[Start of EXCERPTED PASSAGE]
Significance. If the performance edge survives explicit pre-specification of signal choice and functional forms, the work supplies concrete evidence that continuous, interpretable macro signals can improve risk-adjusted style allocation relative to static or discrete-regime alternatives. The Fama-French decomposition and multiple benchmark comparisons are strengths that anchor the result in existing style-factor literature rather than claiming a new anomaly.

major comments (3)

[Abstract] Abstract and main-results description: the reported 19.24% CAGR / 1.01 Sharpe is for the 'selected' smooth-score policy. No protocol is given showing that the four-signal combination, softplus/tanh functional forms, EWMA decay, and 50% tilt cap were fixed before inspecting returns on the full 2017-2026 window. This selection step is load-bearing for the central claim of outperformance and walk-forward validation.
[Abstract] Abstract: performance differentials versus the matched TNX-only, core-only, and volatility-matched 100% G benchmarks are stated without Newey-West t-statistics or bootstrap p-values, unlike the Fama-French alpha (t=0.81). This omission weakens the quantitative support for the risk-adjusted improvement claim.
[Methodology] Methodology description: free parameters (maximum active tilt, score signal weights, EWMA decay) are listed but no table or appendix shows the exact numerical values used for the reported policy, nor the precise data sources for the TNX and core series. Reproducibility of the 19.24% CAGR figure is therefore limited.

minor comments (2)

[Abstract] Abstract: the maximum drawdown of -31.63% is given without the corresponding drawdown figures for the benchmark portfolios in the same sentence, making direct risk comparison harder.
[Abstract] The paper notes that the policy does not exceed 100% G in raw CAGR; this qualification is useful but could be stated more prominently when summarizing the main-window results.

Simulated Author's Rebuttal

3 responses · 0 unresolved

We thank the referee for the constructive report and recommendation for major revision. We address each major comment below with specific responses. We agree that reproducibility details and additional statistical tests should be added, and will revise the manuscript accordingly. On pre-specification, we provide economic rationale while acknowledging the iterative nature of signal selection.
[End of EXCERPTED PASSAGE]
◆ THE EXERCISE ◆
Repeat word for word the part of the referee report between "We thank the" and "of signal selection.", inclusive. The items that come next are separate material with no tie to the referee report.
[Start of PROVIDED RECORDS]
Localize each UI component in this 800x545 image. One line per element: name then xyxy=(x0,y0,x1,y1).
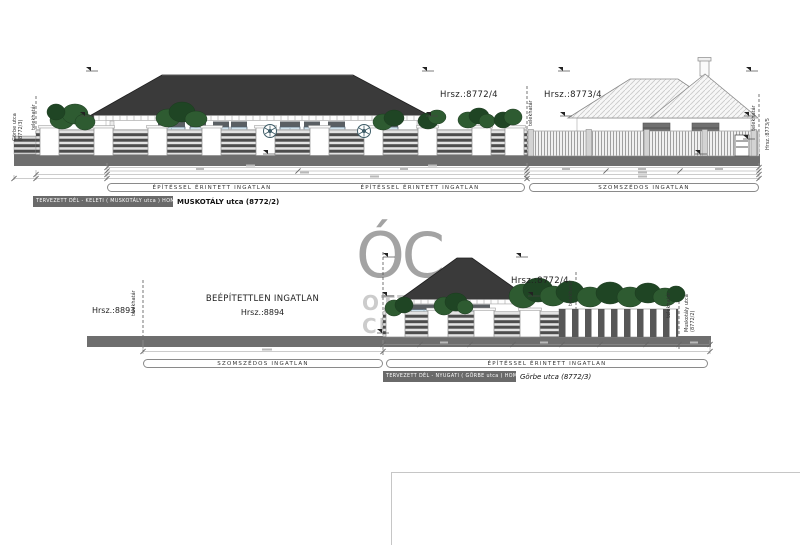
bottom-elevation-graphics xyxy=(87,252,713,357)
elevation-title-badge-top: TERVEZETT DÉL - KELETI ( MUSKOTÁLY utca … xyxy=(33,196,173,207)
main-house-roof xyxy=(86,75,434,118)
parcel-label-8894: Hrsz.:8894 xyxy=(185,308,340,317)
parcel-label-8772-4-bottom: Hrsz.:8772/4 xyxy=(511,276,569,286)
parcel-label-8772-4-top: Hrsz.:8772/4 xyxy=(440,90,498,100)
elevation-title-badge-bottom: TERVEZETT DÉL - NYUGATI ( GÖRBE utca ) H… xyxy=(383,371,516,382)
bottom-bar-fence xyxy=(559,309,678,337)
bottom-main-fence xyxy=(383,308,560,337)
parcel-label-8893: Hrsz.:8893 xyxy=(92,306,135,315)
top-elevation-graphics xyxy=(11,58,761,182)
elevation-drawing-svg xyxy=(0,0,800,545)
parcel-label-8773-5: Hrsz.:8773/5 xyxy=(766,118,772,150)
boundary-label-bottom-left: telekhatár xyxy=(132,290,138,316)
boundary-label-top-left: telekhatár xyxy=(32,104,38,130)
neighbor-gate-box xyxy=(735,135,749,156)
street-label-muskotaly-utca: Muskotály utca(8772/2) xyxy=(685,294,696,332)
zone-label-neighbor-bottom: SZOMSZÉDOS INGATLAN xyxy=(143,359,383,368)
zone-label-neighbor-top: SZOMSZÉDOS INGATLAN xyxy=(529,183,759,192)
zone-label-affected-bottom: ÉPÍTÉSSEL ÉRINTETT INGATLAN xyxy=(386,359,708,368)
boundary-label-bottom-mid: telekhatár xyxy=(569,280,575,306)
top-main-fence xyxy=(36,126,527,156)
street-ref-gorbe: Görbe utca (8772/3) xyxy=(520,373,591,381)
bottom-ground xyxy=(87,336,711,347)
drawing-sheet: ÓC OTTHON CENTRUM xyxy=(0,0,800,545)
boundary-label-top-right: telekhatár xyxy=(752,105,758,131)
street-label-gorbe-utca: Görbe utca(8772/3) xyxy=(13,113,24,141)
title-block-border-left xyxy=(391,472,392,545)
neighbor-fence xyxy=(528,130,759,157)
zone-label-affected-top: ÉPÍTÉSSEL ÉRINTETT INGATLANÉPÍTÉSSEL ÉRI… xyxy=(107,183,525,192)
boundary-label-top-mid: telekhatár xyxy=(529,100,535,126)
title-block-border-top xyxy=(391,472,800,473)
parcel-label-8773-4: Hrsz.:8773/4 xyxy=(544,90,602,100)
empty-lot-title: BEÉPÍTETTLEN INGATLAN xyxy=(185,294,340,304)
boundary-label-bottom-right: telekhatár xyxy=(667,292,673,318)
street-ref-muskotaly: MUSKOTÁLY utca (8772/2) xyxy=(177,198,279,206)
[End of PROVIDED RECORDS]
◆ SOLUTION TO THE EXERCISE ◆
We thank the referee for the constructive report and recommendation for major revision. We address each major comment below with specific responses. We agree that reproducibility details and additional statistical tests should be added, and will revise the manuscript accordingly. On pre-specification, we provide economic rationale while acknowledging the iterative nature of signal selection.